§ **Directions**: Wherever the word "JSON" appears in a line, extract that line.

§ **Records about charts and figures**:
::::::

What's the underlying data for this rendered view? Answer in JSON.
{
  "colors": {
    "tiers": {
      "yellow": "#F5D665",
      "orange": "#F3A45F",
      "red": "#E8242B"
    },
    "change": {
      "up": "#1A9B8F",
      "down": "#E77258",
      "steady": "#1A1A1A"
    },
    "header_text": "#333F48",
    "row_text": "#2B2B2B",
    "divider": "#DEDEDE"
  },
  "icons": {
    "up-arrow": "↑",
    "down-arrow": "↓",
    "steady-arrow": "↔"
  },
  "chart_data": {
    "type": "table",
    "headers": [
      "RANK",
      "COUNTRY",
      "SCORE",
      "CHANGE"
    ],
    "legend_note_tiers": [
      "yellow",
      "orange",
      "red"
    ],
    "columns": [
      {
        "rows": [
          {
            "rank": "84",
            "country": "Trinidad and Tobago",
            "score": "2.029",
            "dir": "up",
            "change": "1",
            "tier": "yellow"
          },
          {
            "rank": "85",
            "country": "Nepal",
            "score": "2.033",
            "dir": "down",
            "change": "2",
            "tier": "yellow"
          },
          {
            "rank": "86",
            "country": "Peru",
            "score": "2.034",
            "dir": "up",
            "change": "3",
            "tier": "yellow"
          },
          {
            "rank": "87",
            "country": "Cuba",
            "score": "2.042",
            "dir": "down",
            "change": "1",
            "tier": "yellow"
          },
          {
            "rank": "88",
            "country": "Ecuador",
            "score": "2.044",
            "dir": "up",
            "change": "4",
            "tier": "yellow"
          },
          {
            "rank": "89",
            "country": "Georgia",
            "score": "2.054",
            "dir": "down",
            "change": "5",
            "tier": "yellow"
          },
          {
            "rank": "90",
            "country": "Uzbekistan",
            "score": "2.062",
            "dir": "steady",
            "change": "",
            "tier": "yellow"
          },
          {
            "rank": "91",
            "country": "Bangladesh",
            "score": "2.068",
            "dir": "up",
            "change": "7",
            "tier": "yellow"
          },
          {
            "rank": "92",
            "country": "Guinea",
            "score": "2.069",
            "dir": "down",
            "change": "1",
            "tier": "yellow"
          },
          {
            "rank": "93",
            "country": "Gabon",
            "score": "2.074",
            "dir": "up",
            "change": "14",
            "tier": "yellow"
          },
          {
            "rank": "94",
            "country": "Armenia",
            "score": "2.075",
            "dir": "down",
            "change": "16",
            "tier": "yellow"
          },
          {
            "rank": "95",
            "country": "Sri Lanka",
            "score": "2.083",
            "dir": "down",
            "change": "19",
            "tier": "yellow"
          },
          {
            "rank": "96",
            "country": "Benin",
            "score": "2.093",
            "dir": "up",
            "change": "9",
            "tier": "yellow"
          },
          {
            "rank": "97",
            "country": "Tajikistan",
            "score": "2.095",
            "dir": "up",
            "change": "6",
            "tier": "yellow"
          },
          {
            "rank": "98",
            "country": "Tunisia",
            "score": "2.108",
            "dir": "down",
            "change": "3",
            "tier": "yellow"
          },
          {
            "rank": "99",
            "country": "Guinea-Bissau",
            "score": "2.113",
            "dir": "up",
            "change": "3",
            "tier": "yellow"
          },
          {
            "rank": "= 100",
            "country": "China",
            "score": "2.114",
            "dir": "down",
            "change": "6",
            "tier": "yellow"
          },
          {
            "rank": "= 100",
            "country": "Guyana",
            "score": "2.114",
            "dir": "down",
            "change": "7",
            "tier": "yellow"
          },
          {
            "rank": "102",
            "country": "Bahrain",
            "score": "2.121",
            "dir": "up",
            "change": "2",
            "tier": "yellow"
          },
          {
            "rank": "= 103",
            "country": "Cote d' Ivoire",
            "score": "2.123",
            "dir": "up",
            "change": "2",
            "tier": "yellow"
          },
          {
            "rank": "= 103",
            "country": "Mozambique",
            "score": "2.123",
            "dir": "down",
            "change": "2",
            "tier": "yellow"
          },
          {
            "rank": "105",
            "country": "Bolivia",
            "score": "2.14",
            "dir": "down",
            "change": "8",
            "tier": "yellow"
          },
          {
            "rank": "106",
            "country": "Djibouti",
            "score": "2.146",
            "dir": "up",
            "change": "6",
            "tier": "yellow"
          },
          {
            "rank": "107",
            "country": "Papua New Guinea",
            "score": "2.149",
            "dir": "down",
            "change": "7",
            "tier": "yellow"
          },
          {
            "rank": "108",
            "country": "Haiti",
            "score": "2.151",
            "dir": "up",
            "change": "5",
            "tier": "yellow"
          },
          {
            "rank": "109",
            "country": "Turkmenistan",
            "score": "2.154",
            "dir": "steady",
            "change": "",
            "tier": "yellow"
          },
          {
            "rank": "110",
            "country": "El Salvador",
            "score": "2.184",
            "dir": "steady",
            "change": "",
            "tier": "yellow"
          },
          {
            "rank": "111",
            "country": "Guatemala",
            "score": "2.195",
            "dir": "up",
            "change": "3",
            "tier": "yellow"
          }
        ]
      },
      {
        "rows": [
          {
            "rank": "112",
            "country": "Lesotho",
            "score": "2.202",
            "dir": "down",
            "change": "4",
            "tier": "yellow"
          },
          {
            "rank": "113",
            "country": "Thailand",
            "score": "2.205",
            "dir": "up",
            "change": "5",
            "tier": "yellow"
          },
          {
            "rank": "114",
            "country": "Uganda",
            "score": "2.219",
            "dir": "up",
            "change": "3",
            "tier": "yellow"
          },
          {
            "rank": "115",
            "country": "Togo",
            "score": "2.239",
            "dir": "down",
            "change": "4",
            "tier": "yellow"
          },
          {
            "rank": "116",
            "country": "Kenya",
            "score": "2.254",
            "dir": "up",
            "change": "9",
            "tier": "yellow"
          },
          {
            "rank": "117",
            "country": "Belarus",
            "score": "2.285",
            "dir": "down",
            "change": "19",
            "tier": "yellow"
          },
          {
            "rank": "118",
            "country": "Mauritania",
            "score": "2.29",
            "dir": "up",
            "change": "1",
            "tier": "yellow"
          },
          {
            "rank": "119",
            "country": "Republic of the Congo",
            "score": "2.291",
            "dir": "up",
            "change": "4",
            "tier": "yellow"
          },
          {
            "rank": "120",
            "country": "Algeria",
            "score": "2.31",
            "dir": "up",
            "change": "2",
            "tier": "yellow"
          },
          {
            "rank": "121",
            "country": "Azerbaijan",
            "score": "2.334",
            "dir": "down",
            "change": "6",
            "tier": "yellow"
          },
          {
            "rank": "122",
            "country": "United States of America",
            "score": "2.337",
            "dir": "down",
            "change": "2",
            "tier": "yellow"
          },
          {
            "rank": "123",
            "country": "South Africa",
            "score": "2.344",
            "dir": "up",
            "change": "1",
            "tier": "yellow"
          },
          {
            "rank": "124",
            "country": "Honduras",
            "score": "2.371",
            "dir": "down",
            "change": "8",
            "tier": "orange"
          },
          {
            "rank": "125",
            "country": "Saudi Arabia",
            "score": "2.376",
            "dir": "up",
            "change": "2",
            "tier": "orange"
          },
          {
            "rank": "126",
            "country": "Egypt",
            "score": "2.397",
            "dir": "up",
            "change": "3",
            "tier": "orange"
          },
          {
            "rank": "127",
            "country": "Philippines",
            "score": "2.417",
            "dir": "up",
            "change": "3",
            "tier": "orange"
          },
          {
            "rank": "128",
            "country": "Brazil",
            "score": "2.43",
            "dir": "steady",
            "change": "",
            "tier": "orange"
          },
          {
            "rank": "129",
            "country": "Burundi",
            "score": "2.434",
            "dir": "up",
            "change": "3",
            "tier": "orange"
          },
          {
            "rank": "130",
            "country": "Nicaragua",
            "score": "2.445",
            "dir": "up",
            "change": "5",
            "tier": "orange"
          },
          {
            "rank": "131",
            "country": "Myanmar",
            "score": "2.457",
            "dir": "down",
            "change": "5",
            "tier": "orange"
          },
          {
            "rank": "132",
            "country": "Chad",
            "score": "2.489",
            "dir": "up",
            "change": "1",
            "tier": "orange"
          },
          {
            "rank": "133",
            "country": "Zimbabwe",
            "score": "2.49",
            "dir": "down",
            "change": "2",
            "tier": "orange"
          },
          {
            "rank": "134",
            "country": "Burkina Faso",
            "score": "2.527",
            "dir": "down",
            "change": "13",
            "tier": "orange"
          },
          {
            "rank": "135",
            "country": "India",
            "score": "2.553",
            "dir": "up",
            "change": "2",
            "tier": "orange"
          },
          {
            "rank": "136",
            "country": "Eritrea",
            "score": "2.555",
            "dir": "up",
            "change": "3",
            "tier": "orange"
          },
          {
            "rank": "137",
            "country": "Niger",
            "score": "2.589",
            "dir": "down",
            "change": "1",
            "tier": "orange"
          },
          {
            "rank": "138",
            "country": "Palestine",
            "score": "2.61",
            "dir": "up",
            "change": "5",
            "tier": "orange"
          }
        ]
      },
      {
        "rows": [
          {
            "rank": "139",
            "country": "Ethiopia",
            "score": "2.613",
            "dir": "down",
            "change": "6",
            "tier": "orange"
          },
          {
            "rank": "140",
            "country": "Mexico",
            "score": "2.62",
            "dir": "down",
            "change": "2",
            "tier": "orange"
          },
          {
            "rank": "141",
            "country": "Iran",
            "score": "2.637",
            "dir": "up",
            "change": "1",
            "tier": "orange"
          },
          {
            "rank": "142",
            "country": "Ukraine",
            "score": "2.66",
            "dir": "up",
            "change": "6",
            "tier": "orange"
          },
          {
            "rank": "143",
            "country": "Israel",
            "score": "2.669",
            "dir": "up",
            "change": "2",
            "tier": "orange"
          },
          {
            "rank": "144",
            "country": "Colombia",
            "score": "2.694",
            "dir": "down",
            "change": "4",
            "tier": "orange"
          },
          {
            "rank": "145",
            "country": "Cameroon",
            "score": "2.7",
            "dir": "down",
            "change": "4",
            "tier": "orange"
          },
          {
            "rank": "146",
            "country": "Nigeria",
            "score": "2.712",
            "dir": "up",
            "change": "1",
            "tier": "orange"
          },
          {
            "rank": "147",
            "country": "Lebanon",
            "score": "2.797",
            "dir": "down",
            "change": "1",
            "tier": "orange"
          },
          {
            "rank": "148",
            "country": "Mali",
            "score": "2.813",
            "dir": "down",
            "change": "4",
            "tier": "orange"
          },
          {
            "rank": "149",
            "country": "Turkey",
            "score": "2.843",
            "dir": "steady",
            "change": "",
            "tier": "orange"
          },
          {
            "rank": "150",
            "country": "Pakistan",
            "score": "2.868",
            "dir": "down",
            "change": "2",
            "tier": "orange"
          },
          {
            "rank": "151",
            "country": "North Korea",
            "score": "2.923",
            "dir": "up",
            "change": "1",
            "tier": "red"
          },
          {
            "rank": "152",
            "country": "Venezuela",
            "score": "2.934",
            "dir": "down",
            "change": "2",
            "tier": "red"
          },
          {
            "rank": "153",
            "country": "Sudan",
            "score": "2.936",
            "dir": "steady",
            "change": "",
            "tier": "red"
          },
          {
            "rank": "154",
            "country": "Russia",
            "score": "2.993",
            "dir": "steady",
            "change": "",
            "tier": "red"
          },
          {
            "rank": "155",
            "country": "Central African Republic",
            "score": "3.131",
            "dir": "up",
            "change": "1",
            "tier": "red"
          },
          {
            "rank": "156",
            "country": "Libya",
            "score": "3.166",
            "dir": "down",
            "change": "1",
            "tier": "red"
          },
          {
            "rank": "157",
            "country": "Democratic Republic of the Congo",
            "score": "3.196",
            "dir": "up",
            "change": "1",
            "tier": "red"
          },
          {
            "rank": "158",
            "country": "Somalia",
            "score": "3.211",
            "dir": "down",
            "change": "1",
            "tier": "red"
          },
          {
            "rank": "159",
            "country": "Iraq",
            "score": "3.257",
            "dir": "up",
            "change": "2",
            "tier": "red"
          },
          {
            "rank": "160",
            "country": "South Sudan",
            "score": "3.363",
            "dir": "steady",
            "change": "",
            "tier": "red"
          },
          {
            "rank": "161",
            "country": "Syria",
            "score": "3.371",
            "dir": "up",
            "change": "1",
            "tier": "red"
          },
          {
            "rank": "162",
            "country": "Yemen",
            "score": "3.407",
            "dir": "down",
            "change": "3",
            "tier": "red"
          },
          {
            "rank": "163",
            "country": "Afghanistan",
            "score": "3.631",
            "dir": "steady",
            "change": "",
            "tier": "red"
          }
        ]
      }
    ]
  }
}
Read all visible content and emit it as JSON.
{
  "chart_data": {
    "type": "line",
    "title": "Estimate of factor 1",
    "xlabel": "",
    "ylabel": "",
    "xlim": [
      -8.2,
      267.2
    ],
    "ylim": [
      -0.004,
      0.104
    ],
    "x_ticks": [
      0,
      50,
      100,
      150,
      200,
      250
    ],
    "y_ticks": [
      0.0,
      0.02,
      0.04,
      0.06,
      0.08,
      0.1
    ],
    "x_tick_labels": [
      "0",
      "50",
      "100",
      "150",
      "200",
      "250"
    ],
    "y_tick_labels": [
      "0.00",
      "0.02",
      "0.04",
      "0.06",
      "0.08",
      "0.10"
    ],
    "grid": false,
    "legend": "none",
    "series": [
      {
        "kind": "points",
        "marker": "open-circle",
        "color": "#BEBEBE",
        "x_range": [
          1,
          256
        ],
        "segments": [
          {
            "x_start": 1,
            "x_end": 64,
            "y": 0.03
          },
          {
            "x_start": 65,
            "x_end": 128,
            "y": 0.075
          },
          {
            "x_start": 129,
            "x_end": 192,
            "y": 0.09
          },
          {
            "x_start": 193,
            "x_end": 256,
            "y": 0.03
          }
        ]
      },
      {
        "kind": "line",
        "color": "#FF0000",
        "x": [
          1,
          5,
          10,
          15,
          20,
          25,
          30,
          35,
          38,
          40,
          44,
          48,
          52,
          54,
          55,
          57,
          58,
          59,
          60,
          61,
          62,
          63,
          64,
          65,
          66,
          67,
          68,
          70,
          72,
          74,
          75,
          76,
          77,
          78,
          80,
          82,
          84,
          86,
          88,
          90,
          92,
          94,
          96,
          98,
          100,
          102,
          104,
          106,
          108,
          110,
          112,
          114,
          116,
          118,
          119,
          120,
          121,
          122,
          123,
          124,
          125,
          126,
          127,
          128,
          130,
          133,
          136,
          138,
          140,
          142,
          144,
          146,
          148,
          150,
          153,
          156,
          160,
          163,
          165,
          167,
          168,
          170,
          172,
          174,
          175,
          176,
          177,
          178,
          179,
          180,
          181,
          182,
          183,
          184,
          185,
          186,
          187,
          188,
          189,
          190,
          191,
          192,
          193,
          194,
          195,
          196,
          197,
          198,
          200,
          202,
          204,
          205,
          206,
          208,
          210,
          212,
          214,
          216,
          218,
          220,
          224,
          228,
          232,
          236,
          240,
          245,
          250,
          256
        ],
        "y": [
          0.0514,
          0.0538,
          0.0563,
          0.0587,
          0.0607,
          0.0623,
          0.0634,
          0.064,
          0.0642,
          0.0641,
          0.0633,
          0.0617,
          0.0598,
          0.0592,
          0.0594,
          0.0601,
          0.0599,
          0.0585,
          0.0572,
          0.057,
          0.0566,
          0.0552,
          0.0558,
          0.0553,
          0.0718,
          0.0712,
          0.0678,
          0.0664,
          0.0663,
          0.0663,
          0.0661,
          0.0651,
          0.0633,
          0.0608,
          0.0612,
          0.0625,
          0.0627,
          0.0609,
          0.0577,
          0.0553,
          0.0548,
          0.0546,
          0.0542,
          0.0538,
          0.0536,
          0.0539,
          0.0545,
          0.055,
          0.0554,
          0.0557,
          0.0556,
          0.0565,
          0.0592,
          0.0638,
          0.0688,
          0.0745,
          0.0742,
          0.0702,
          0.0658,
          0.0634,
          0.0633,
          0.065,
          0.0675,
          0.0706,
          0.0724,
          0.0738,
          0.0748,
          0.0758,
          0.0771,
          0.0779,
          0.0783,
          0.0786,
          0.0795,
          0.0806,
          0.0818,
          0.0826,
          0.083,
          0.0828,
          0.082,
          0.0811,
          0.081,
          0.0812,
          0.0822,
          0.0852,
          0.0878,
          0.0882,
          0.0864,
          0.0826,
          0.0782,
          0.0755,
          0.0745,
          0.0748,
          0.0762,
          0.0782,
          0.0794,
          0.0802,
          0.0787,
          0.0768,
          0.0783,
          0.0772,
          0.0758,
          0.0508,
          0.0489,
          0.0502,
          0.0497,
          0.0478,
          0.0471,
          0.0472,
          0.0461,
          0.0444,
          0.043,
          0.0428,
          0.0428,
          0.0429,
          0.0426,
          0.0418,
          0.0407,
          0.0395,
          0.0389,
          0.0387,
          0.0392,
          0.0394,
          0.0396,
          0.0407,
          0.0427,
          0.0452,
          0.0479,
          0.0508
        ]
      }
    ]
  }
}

::::::

§ **Task result**:
What's the underlying data for this rendered view? Answer in JSON.
Read all visible content and emit it as JSON.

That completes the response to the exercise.